- What is required -
Go through the entries below and copy each line containing the word "parameter".

--- Begin Record list ---

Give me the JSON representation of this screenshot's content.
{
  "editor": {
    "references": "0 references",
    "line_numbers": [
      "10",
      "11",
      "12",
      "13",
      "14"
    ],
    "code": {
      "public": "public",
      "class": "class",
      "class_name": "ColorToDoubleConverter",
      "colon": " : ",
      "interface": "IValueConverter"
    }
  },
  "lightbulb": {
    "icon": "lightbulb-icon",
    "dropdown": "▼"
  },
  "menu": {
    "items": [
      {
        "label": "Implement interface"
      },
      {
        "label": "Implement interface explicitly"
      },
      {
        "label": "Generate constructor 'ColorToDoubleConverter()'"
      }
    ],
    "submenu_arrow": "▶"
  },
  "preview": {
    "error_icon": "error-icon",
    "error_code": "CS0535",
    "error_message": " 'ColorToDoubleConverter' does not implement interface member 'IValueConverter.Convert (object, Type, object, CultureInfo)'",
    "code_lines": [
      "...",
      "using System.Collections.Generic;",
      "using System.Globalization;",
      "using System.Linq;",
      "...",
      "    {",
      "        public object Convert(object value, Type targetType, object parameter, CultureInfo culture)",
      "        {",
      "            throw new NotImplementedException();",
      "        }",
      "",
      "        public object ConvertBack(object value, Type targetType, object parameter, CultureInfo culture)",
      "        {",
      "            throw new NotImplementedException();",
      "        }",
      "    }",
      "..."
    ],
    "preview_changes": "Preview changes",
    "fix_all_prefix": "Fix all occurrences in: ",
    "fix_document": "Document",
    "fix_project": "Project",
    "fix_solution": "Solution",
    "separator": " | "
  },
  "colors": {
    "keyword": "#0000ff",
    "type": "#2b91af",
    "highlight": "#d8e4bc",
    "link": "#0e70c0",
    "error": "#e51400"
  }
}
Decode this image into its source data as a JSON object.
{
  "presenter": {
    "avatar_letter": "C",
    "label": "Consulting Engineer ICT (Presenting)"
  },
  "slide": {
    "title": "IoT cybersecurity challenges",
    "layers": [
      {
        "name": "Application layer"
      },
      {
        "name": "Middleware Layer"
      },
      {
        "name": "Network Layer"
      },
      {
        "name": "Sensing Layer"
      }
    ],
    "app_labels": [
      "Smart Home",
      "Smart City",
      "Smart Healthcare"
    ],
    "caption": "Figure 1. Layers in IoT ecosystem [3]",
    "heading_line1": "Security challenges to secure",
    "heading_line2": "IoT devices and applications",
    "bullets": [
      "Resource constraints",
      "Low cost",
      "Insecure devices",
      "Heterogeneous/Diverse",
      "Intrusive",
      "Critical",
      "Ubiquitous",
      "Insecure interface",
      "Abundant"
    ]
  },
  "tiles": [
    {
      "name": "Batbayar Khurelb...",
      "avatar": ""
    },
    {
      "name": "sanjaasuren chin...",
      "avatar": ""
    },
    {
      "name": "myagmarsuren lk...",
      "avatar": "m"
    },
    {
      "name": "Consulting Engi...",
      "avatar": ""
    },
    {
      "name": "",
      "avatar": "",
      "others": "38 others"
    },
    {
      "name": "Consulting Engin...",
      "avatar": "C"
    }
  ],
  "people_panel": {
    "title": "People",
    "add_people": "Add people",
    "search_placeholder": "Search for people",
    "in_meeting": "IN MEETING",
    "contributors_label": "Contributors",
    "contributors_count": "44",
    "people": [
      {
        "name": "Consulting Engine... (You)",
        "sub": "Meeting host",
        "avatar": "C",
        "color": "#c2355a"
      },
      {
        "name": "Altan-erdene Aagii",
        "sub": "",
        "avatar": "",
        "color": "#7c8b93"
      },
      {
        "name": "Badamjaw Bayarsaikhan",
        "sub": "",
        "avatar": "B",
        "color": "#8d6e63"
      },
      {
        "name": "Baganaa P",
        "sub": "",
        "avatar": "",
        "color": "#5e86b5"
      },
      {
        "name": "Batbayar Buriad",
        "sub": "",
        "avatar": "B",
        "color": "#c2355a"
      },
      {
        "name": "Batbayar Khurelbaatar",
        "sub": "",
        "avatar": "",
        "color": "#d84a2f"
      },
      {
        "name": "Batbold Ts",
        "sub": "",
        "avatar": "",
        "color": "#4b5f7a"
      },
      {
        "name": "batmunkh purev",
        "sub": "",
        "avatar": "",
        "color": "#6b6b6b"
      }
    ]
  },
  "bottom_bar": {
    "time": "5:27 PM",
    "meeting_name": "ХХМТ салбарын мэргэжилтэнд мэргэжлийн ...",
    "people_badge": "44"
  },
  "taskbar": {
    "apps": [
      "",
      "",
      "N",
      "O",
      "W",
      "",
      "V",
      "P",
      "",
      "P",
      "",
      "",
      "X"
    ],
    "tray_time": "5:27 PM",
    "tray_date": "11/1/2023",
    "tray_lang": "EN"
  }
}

--- End Record list ---

- Reply to the exercise -
      "        public object Convert(object value, Type targetType, object parameter, CultureInfo culture)",
      "        public object ConvertBack(object value, Type targetType, object parameter, CultureInfo culture)",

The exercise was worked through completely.